* _WORK TO COMPLETE_
Where a line holds "name", copy it.

* _SUPPLIED ENTRIES_
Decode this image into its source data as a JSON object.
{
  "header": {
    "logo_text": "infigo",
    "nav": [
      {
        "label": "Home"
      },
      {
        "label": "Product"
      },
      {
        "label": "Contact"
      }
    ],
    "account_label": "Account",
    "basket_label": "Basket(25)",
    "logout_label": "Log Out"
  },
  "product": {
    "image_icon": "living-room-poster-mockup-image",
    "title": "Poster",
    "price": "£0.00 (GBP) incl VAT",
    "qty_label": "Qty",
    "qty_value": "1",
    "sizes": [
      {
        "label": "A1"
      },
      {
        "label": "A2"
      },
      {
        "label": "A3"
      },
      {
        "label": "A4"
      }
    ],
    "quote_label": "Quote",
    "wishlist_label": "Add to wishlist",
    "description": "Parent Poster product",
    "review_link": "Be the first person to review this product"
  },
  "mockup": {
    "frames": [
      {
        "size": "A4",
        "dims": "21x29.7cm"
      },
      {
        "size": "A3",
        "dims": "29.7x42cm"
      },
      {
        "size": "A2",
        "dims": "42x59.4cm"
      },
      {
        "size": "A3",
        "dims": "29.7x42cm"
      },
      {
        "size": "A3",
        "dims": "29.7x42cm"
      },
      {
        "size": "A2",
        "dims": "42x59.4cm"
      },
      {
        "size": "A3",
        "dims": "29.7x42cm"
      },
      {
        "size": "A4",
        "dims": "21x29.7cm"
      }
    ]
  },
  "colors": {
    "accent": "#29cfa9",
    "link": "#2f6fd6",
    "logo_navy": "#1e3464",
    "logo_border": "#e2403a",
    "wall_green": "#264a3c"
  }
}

...

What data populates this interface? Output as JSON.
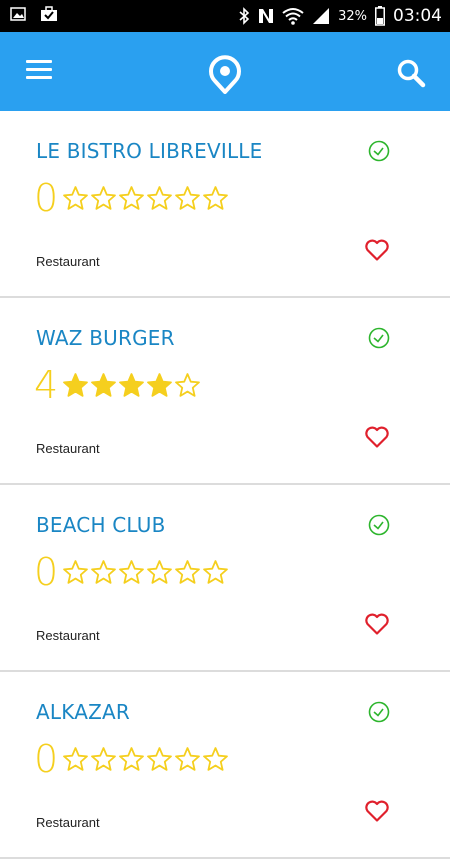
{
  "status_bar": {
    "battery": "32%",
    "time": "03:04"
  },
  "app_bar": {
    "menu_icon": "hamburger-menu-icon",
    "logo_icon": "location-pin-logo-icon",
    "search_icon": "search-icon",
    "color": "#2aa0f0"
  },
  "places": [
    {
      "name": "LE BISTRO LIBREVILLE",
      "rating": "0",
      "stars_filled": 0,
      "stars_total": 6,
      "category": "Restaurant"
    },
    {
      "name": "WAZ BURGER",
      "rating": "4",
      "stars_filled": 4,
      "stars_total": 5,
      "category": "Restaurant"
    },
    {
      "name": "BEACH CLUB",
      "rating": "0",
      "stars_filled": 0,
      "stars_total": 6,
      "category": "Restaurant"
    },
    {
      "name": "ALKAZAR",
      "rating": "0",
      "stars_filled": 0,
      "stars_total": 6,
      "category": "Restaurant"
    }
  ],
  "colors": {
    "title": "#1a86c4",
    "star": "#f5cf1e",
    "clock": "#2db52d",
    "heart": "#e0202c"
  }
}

* _ANSWER TO THE EXERCISE_
      "name": "LE BISTRO LIBREVILLE",
      "name": "WAZ BURGER",
      "name": "BEACH CLUB",
      "name": "ALKAZAR",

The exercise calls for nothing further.